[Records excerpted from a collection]

--------------------

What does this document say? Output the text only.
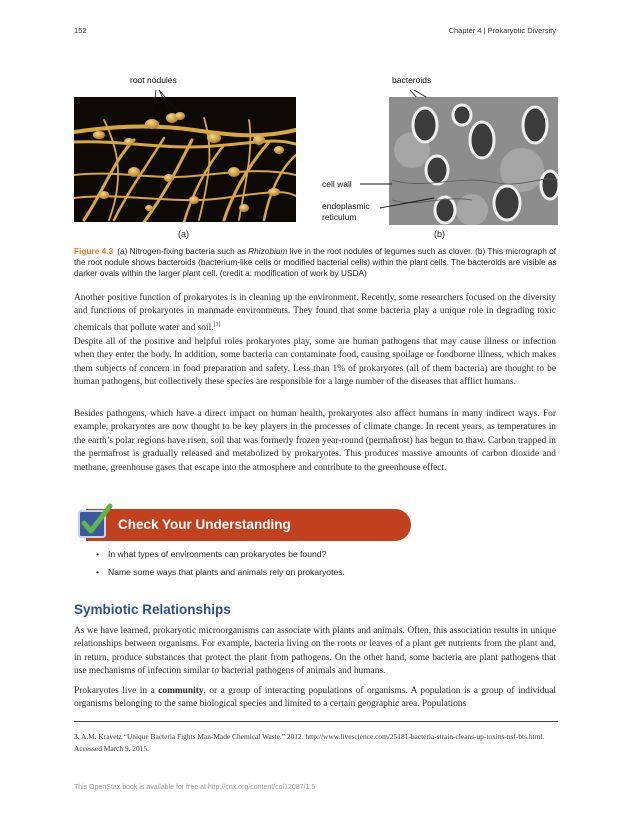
152	Chapter 4 | Prokaryotic Diversity
root nodules
(a)
bacteroids
cell wall
endoplasmic
reticulum
(b)
Figure 4.3 (a) Nitrogen-fixing bacteria such as Rhizobium live in the root nodules of legumes such as clover. (b) This micrograph of the root nodule shows bacteroids (bacterium-like cells or modified bacterial cells) within the plant cells. The bacteroids are visible as darker ovals within the larger plant cell. (credit a: modification of work by USDA)

Another positive function of prokaryotes is in cleaning up the environment. Recently, some researchers focused on the diversity and functions of prokaryotes in manmade environments. They found that some bacteria play a unique role in degrading toxic chemicals that pollute water and soil.[3]

Despite all of the positive and helpful roles prokaryotes play, some are human pathogens that may cause illness or infection when they enter the body. In addition, some bacteria can contaminate food, causing spoilage or foodborne illness, which makes them subjects of concern in food preparation and safety. Less than 1% of prokaryotes (all of them bacteria) are thought to be human pathogens, but collectively these species are responsible for a large number of the diseases that afflict humans.

Besides pathogens, which have a direct impact on human health, prokaryotes also affect humans in many indirect ways. For example, prokaryotes are now thought to be key players in the processes of climate change. In recent years, as temperatures in the earth’s polar regions have risen, soil that was formerly frozen year-round (permafrost) has begun to thaw. Carbon trapped in the permafrost is gradually released and metabolized by prokaryotes. This produces massive amounts of carbon dioxide and methane, greenhouse gases that escape into the atmosphere and contribute to the greenhouse effect.

Check Your Understanding
• In what types of environments can prokaryotes be found?
• Name some ways that plants and animals rely on prokaryotes.
Symbiotic Relationships

As we have learned, prokaryotic microorganisms can associate with plants and animals. Often, this association results in unique relationships between organisms. For example, bacteria living on the roots or leaves of a plant get nutrients from the plant and, in return, produce substances that protect the plant from pathogens. On the other hand, some bacteria are plant pathogens that use mechanisms of infection similar to bacterial pathogens of animals and humans.

Prokaryotes live in a community, or a group of interacting populations of organisms. A population is a group of individual organisms belonging to the same biological species and limited to a certain geographic area. Populations

3. A.M. Kravetz “Unique Bacteria Fights Man-Made Chemical Waste.” 2012. http://www.livescience.com/25181-bacteria-strain-cleans-up-toxins-nsf-bts.html. Accessed March 9, 2015.
This OpenStax book is available for free at http://cnx.org/content/col12087/1.5
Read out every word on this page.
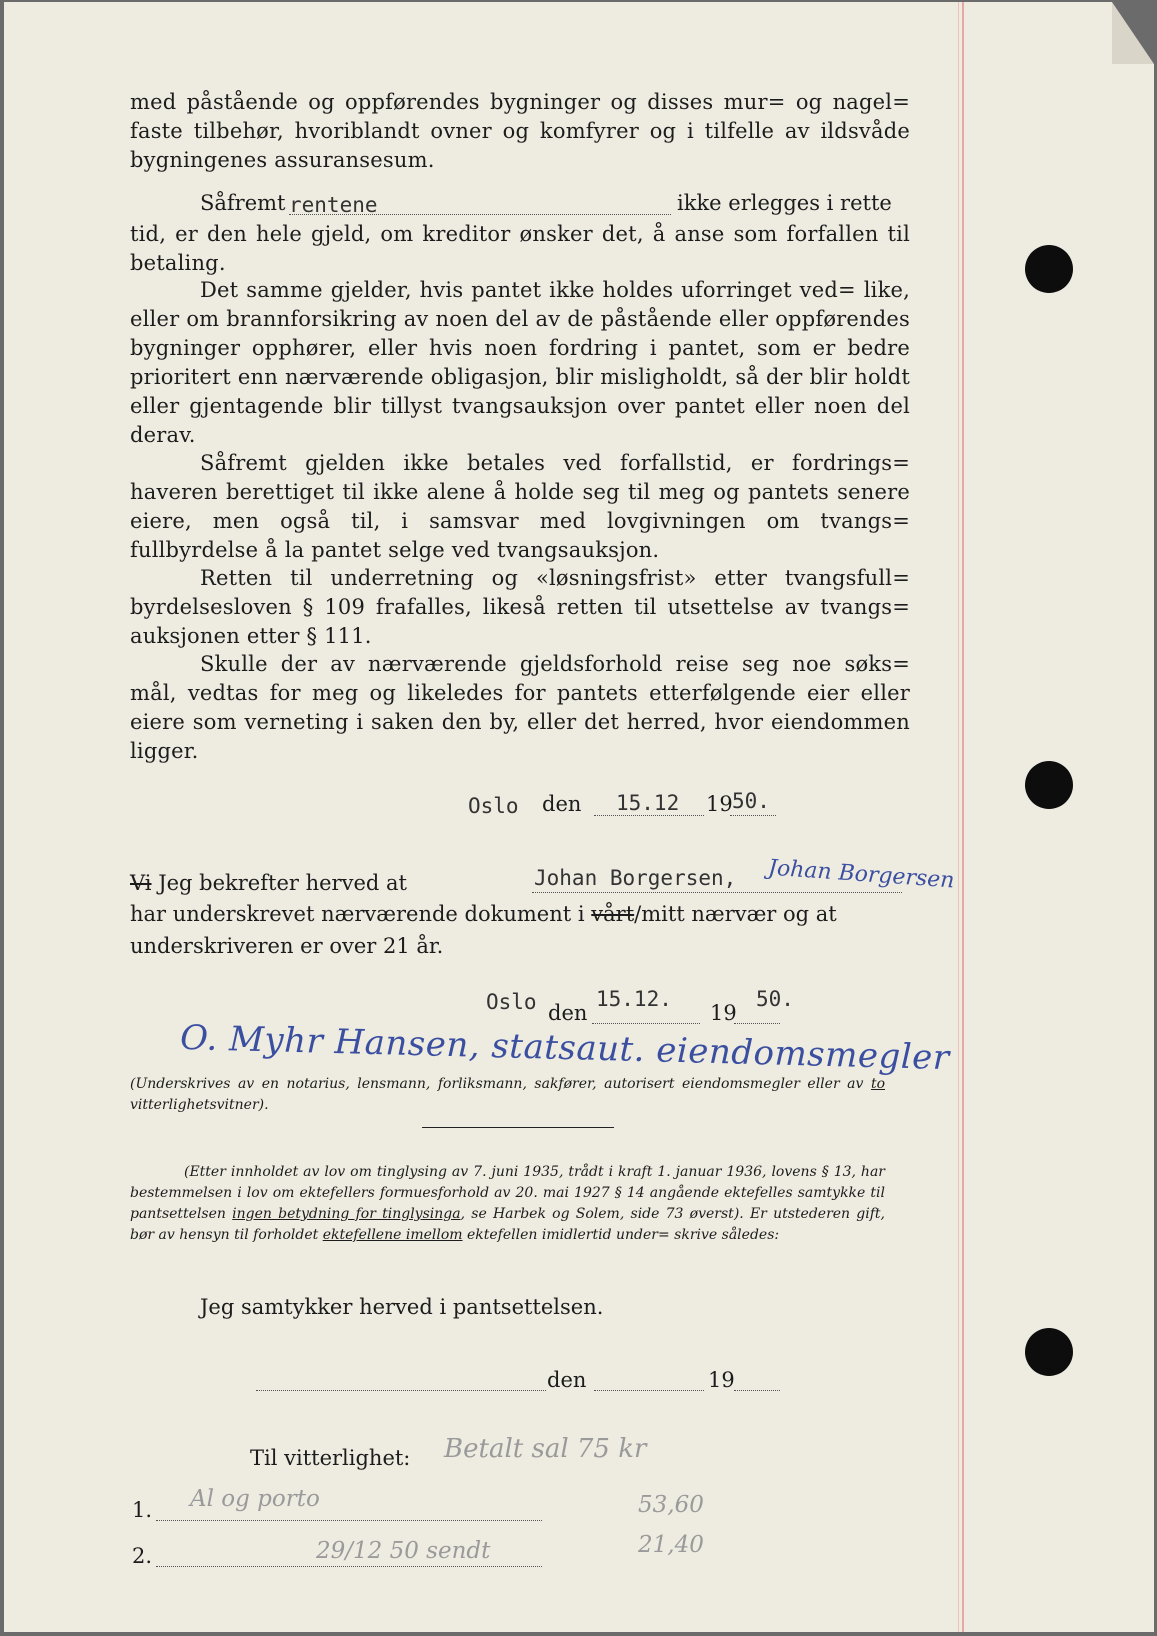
med påstående og oppførendes bygninger og disses mur= og nagel= faste tilbehør, hvoriblandt ovner og komfyrer og i tilfelle av ildsvåde bygningenes assuransesum.

Såfremt rentene	ikke erlegges i rette

tid, er den hele gjeld, om kreditor ønsker det, å anse som forfallen til betaling.

Det samme gjelder, hvis pantet ikke holdes uforringet ved= like, eller om brannforsikring av noen del av de påstående eller oppførendes bygninger opphører, eller hvis noen fordring i pantet, som er bedre prioritert enn nærværende obligasjon, blir misligholdt, så der blir holdt eller gjentagende blir tillyst tvangsauksjon over pantet eller noen del derav.

Såfremt gjelden ikke betales ved forfallstid, er fordrings= haveren berettiget til ikke alene å holde seg til meg og pantets senere eiere, men også til, i samsvar med lovgivningen om tvangs= fullbyrdelse å la pantet selge ved tvangsauksjon.

Retten til underretning og «løsningsfrist» etter tvangsfull= byrdelsesloven § 109 frafalles, likeså retten til utsettelse av tvangs= auksjonen etter § 111.

Skulle der av nærværende gjeldsforhold reise seg noe søks= mål, vedtas for meg og likeledes for pantets etterfølgende eier eller eiere som verneting i saken den by, eller det herred, hvor eiendommen ligger.

Oslo den 15.12 19 50.
Vi Jeg bekrefter herved at	Johan Borgersen, Johan Borgersen
har underskrevet nærværende dokument i vårt/mitt nærvær og at
underskriveren er over 21 år.
Oslo den
15.12.
19
50.
O. Myhr Hansen, statsaut. eiendomsmegler

(Underskrives av en notarius, lensmann, forliksmann, sakfører, autorisert eiendomsmegler eller av to vitterlighetsvitner).

(Etter innholdet av lov om tinglysing av 7. juni 1935, trådt i kraft 1. januar 1936, lovens § 13, har bestemmelsen i lov om ektefellers formuesforhold av 20. mai 1927 § 14 angående ektefelles samtykke til pantsettelsen ingen betydning for tinglysinga, se Harbek og Solem, side 73 øverst). Er utstederen gift, bør av hensyn til forholdet ektefellene imellom ektefellen imidlertid under= skrive således:

Jeg samtykker herved i pantsettelsen.
den	19
Til vitterlighet:
1.
2.
Betalt sal 75 kr
Al og porto	53,60
29/12 50 sendt	21,40
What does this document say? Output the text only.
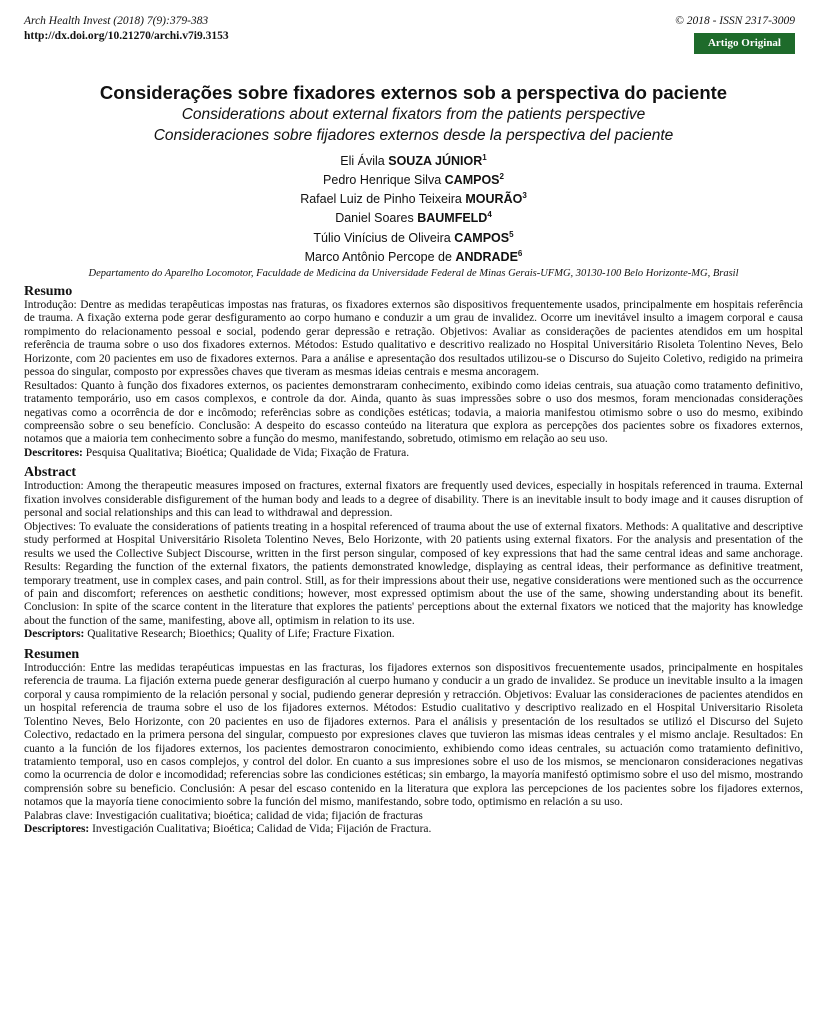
Arch Health Invest (2018) 7(9):379-383
http://dx.doi.org/10.21270/archi.v7i9.3153
© 2018 - ISSN 2317-3009
Artigo Original
Considerações sobre fixadores externos sob a perspectiva do paciente
Considerations about external fixators from the patients perspective
Consideraciones sobre fijadores externos desde la perspectiva del paciente
Eli Ávila SOUZA JÚNIOR$^1$
Pedro Henrique Silva CAMPOS$^2$
Rafael Luiz de Pinho Teixeira MOURÃO$^3$
Daniel Soares BAUMFELD$^4$
Túlio Vinícius de Oliveira CAMPOS$^5$
Marco Antônio Percope de ANDRADE$^6$
Departamento do Aparelho Locomotor, Faculdade de Medicina da Universidade Federal de Minas Gerais-UFMG, 30130-100 Belo Horizonte-MG, Brasil
Resumo

Introdução: Dentre as medidas terapêuticas impostas nas fraturas, os fixadores externos são dispositivos frequentemente usados, principalmente em hospitais referência de trauma. A fixação externa pode gerar desfiguramento ao corpo humano e conduzir a um grau de invalidez. Ocorre um inevitável insulto a imagem corporal e causa rompimento do relacionamento pessoal e social, podendo gerar depressão e retração. Objetivos: Avaliar as considerações de pacientes atendidos em um hospital referência de trauma sobre o uso dos fixadores externos. Métodos: Estudo qualitativo e descritivo realizado no Hospital Universitário Risoleta Tolentino Neves, Belo Horizonte, com 20 pacientes em uso de fixadores externos. Para a análise e apresentação dos resultados utilizou-se o Discurso do Sujeito Coletivo, redigido na primeira pessoa do singular, composto por expressões chaves que tiveram as mesmas ideias centrais e mesma ancoragem.

Resultados: Quanto à função dos fixadores externos, os pacientes demonstraram conhecimento, exibindo como ideias centrais, sua atuação como tratamento definitivo, tratamento temporário, uso em casos complexos, e controle da dor. Ainda, quanto às suas impressões sobre o uso dos mesmos, foram mencionadas considerações negativas como a ocorrência de dor e incômodo; referências sobre as condições estéticas; todavia, a maioria manifestou otimismo sobre o uso do mesmo, exibindo compreensão sobre o seu benefício. Conclusão: A despeito do escasso conteúdo na literatura que explora as percepções dos pacientes sobre os fixadores externos, notamos que a maioria tem conhecimento sobre a função do mesmo, manifestando, sobretudo, otimismo em relação ao seu uso.

Descritores: Pesquisa Qualitativa; Bioética; Qualidade de Vida; Fixação de Fratura.

Abstract

Introduction: Among the therapeutic measures imposed on fractures, external fixators are frequently used devices, especially in hospitals referenced in trauma. External fixation involves considerable disfigurement of the human body and leads to a degree of disability. There is an inevitable insult to body image and it causes disruption of personal and social relationships and this can lead to withdrawal and depression.

Objectives: To evaluate the considerations of patients treating in a hospital referenced of trauma about the use of external fixators. Methods: A qualitative and descriptive study performed at Hospital Universitário Risoleta Tolentino Neves, Belo Horizonte, with 20 patients using external fixators. For the analysis and presentation of the results we used the Collective Subject Discourse, written in the first person singular, composed of key expressions that had the same central ideas and same anchorage. Results: Regarding the function of the external fixators, the patients demonstrated knowledge, displaying as central ideas, their performance as definitive treatment, temporary treatment, use in complex cases, and pain control. Still, as for their impressions about their use, negative considerations were mentioned such as the occurrence of pain and discomfort; references on aesthetic conditions; however, most expressed optimism about the use of the same, showing understanding about its benefit. Conclusion: In spite of the scarce content in the literature that explores the patients' perceptions about the external fixators we noticed that the majority has knowledge about the function of the same, manifesting, above all, optimism in relation to its use.

Descriptors: Qualitative Research; Bioethics; Quality of Life; Fracture Fixation.

Resumen

Introducción: Entre las medidas terapéuticas impuestas en las fracturas, los fijadores externos son dispositivos frecuentemente usados, principalmente en hospitales referencia de trauma. La fijación externa puede generar desfiguración al cuerpo humano y conducir a un grado de invalidez. Se produce un inevitable insulto a la imagen corporal y causa rompimiento de la relación personal y social, pudiendo generar depresión y retracción. Objetivos: Evaluar las consideraciones de pacientes atendidos en un hospital referencia de trauma sobre el uso de los fijadores externos. Métodos: Estudio cualitativo y descriptivo realizado en el Hospital Universitario Risoleta Tolentino Neves, Belo Horizonte, con 20 pacientes en uso de fijadores externos. Para el análisis y presentación de los resultados se utilizó el Discurso del Sujeto Colectivo, redactado en la primera persona del singular, compuesto por expresiones claves que tuvieron las mismas ideas centrales y el mismo anclaje. Resultados: En cuanto a la función de los fijadores externos, los pacientes demostraron conocimiento, exhibiendo como ideas centrales, su actuación como tratamiento definitivo, tratamiento temporal, uso en casos complejos, y control del dolor. En cuanto a sus impresiones sobre el uso de los mismos, se mencionaron consideraciones negativas como la ocurrencia de dolor e incomodidad; referencias sobre las condiciones estéticas; sin embargo, la mayoría manifestó optimismo sobre el uso del mismo, mostrando comprensión sobre su beneficio. Conclusión: A pesar del escaso contenido en la literatura que explora las percepciones de los pacientes sobre los fijadores externos, notamos que la mayoría tiene conocimiento sobre la función del mismo, manifestando, sobre todo, optimismo en relación a su uso.

Palabras clave: Investigación cualitativa; bioética; calidad de vida; fijación de fracturas

Descriptores: Investigación Cualitativa; Bioética; Calidad de Vida; Fijación de Fractura.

--------------------

**What is expected**
Copy each line of the entries that includes the word "herved".

**Solution to the problem**
Vi Jeg bekrefter herved at	Johan Borgersen, Johan Borgersen
Jeg samtykker herved i pantsettelsen.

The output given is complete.